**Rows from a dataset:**
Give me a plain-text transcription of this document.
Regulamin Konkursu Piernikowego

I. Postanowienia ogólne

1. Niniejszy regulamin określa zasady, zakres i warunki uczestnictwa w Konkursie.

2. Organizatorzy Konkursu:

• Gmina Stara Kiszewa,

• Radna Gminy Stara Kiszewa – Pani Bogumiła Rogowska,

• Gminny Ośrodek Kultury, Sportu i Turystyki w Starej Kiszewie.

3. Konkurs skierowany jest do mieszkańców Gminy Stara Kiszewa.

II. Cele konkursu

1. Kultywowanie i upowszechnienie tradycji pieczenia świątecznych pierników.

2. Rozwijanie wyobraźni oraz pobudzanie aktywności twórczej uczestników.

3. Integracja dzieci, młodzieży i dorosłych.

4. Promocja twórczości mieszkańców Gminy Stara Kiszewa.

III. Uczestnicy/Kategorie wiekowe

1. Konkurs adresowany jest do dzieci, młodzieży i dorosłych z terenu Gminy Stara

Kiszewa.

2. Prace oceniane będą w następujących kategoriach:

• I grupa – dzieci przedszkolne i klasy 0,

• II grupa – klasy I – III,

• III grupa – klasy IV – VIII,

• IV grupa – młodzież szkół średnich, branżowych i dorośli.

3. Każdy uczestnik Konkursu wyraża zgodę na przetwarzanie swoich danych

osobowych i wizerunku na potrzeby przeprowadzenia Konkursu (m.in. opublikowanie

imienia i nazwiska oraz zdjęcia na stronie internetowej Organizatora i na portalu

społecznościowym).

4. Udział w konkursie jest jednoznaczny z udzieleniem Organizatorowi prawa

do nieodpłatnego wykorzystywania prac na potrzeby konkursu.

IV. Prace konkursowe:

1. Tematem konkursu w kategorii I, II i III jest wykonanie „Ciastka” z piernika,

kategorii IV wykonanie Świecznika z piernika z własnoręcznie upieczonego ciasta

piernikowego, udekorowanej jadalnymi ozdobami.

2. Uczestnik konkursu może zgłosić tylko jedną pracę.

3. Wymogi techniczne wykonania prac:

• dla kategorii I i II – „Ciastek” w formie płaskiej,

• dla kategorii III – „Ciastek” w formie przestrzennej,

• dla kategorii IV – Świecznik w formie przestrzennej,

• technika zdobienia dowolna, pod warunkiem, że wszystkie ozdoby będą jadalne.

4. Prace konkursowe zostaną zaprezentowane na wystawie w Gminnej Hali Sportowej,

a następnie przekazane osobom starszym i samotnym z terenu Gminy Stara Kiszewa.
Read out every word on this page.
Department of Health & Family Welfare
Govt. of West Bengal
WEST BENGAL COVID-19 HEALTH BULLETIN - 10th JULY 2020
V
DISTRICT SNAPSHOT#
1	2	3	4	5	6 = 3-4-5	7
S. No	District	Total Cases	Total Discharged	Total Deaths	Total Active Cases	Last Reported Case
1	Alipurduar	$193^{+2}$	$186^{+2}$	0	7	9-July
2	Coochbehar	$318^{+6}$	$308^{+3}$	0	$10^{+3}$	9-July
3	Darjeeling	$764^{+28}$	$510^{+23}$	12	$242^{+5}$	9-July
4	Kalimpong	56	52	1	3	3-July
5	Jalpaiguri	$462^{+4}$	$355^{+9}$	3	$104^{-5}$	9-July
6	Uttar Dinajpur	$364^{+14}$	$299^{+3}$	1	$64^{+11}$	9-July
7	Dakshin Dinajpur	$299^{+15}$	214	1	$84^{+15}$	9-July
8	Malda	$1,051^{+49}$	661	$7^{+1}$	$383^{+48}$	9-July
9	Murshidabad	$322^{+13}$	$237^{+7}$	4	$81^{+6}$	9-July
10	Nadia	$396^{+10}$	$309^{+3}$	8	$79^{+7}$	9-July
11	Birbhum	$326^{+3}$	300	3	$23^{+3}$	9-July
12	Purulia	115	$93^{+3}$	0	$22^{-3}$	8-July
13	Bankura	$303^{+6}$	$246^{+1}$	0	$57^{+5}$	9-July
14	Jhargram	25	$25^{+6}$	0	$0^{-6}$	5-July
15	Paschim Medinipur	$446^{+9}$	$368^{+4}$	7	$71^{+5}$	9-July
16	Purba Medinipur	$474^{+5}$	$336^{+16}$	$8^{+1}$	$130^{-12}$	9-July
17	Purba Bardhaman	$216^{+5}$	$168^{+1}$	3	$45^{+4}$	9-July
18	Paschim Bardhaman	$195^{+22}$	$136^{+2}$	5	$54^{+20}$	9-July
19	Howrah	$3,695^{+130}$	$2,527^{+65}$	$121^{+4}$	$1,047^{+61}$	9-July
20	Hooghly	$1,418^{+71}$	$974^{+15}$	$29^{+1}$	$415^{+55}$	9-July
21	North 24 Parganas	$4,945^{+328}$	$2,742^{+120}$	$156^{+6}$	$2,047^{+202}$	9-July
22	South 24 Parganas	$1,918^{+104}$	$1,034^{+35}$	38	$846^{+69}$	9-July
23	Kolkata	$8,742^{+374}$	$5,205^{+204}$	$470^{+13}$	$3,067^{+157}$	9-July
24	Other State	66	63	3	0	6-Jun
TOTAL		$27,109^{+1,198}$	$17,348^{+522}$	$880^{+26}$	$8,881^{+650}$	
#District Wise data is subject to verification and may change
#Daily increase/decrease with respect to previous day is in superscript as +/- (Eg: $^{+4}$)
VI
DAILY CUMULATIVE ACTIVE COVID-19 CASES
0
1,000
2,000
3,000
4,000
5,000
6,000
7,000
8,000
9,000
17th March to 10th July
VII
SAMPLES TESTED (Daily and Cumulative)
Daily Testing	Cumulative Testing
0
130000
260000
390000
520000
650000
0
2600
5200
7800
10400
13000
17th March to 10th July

**Set exercise:** Produce an exact copy of every entry above.

**Full output:**
Give me a plain-text transcription of this document.
Regulamin Konkursu Piernikowego

I. Postanowienia ogólne

1. Niniejszy regulamin określa zasady, zakres i warunki uczestnictwa w Konkursie.

2. Organizatorzy Konkursu:

• Gmina Stara Kiszewa,

• Radna Gminy Stara Kiszewa – Pani Bogumiła Rogowska,

• Gminny Ośrodek Kultury, Sportu i Turystyki w Starej Kiszewie.

3. Konkurs skierowany jest do mieszkańców Gminy Stara Kiszewa.

II. Cele konkursu

1. Kultywowanie i upowszechnienie tradycji pieczenia świątecznych pierników.

2. Rozwijanie wyobraźni oraz pobudzanie aktywności twórczej uczestników.

3. Integracja dzieci, młodzieży i dorosłych.

4. Promocja twórczości mieszkańców Gminy Stara Kiszewa.

III. Uczestnicy/Kategorie wiekowe

1. Konkurs adresowany jest do dzieci, młodzieży i dorosłych z terenu Gminy Stara

Kiszewa.

2. Prace oceniane będą w następujących kategoriach:

• I grupa – dzieci przedszkolne i klasy 0,

• II grupa – klasy I – III,

• III grupa – klasy IV – VIII,

• IV grupa – młodzież szkół średnich, branżowych i dorośli.

3. Każdy uczestnik Konkursu wyraża zgodę na przetwarzanie swoich danych

osobowych i wizerunku na potrzeby przeprowadzenia Konkursu (m.in. opublikowanie

imienia i nazwiska oraz zdjęcia na stronie internetowej Organizatora i na portalu

społecznościowym).

4. Udział w konkursie jest jednoznaczny z udzieleniem Organizatorowi prawa

do nieodpłatnego wykorzystywania prac na potrzeby konkursu.

IV. Prace konkursowe:

1. Tematem konkursu w kategorii I, II i III jest wykonanie „Ciastka” z piernika,

kategorii IV wykonanie Świecznika z piernika z własnoręcznie upieczonego ciasta

piernikowego, udekorowanej jadalnymi ozdobami.

2. Uczestnik konkursu może zgłosić tylko jedną pracę.

3. Wymogi techniczne wykonania prac:

• dla kategorii I i II – „Ciastek” w formie płaskiej,

• dla kategorii III – „Ciastek” w formie przestrzennej,

• dla kategorii IV – Świecznik w formie przestrzennej,

• technika zdobienia dowolna, pod warunkiem, że wszystkie ozdoby będą jadalne.

4. Prace konkursowe zostaną zaprezentowane na wystawie w Gminnej Hali Sportowej,

a następnie przekazane osobom starszym i samotnym z terenu Gminy Stara Kiszewa.
Read out every word on this page.
Department of Health & Family Welfare
Govt. of West Bengal
WEST BENGAL COVID-19 HEALTH BULLETIN - 10th JULY 2020
V
DISTRICT SNAPSHOT#
1	2	3	4	5	6 = 3-4-5	7
S. No	District	Total Cases	Total Discharged	Total Deaths	Total Active Cases	Last Reported Case
1	Alipurduar	$193^{+2}$	$186^{+2}$	0	7	9-July
2	Coochbehar	$318^{+6}$	$308^{+3}$	0	$10^{+3}$	9-July
3	Darjeeling	$764^{+28}$	$510^{+23}$	12	$242^{+5}$	9-July
4	Kalimpong	56	52	1	3	3-July
5	Jalpaiguri	$462^{+4}$	$355^{+9}$	3	$104^{-5}$	9-July
6	Uttar Dinajpur	$364^{+14}$	$299^{+3}$	1	$64^{+11}$	9-July
7	Dakshin Dinajpur	$299^{+15}$	214	1	$84^{+15}$	9-July
8	Malda	$1,051^{+49}$	661	$7^{+1}$	$383^{+48}$	9-July
9	Murshidabad	$322^{+13}$	$237^{+7}$	4	$81^{+6}$	9-July
10	Nadia	$396^{+10}$	$309^{+3}$	8	$79^{+7}$	9-July
11	Birbhum	$326^{+3}$	300	3	$23^{+3}$	9-July
12	Purulia	115	$93^{+3}$	0	$22^{-3}$	8-July
13	Bankura	$303^{+6}$	$246^{+1}$	0	$57^{+5}$	9-July
14	Jhargram	25	$25^{+6}$	0	$0^{-6}$	5-July
15	Paschim Medinipur	$446^{+9}$	$368^{+4}$	7	$71^{+5}$	9-July
16	Purba Medinipur	$474^{+5}$	$336^{+16}$	$8^{+1}$	$130^{-12}$	9-July
17	Purba Bardhaman	$216^{+5}$	$168^{+1}$	3	$45^{+4}$	9-July
18	Paschim Bardhaman	$195^{+22}$	$136^{+2}$	5	$54^{+20}$	9-July
19	Howrah	$3,695^{+130}$	$2,527^{+65}$	$121^{+4}$	$1,047^{+61}$	9-July
20	Hooghly	$1,418^{+71}$	$974^{+15}$	$29^{+1}$	$415^{+55}$	9-July
21	North 24 Parganas	$4,945^{+328}$	$2,742^{+120}$	$156^{+6}$	$2,047^{+202}$	9-July
22	South 24 Parganas	$1,918^{+104}$	$1,034^{+35}$	38	$846^{+69}$	9-July
23	Kolkata	$8,742^{+374}$	$5,205^{+204}$	$470^{+13}$	$3,067^{+157}$	9-July
24	Other State	66	63	3	0	6-Jun
TOTAL		$27,109^{+1,198}$	$17,348^{+522}$	$880^{+26}$	$8,881^{+650}$	
#District Wise data is subject to verification and may change
#Daily increase/decrease with respect to previous day is in superscript as +/- (Eg: $^{+4}$)
VI
DAILY CUMULATIVE ACTIVE COVID-19 CASES
0
1,000
2,000
3,000
4,000
5,000
6,000
7,000
8,000
9,000
17th March to 10th July
VII
SAMPLES TESTED (Daily and Cumulative)
Daily Testing	Cumulative Testing
0
130000
260000
390000
520000
650000
0
2600
5200
7800
10400
13000
17th March to 10th July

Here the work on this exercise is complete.